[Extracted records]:
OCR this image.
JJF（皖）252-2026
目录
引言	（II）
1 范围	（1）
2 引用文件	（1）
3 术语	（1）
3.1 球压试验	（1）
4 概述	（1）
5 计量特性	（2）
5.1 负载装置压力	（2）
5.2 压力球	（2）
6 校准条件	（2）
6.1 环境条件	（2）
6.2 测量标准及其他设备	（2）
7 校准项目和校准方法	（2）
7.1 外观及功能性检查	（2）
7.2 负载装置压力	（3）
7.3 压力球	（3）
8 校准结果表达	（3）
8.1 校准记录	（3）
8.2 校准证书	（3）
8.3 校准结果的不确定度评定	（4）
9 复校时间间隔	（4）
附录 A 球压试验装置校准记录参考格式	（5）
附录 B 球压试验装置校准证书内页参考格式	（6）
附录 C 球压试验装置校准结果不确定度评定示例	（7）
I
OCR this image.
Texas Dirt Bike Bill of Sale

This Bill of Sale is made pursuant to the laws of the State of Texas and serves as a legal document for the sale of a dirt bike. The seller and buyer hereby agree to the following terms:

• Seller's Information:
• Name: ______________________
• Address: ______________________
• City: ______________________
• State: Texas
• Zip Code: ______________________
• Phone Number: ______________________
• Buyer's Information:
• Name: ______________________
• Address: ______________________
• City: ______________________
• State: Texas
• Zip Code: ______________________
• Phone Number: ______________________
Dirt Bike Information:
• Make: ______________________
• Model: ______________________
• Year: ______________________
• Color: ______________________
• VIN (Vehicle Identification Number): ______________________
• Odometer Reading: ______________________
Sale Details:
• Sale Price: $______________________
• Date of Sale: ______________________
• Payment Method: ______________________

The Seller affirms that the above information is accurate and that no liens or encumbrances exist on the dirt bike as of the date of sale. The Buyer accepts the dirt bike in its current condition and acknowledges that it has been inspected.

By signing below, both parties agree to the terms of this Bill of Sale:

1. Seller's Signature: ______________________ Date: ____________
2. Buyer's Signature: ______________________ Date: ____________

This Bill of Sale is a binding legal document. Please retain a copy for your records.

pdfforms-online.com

[Problem description]: Determine how many lines in the data above contain the string "terms". Give nothing except the number.

[Written solution]: 2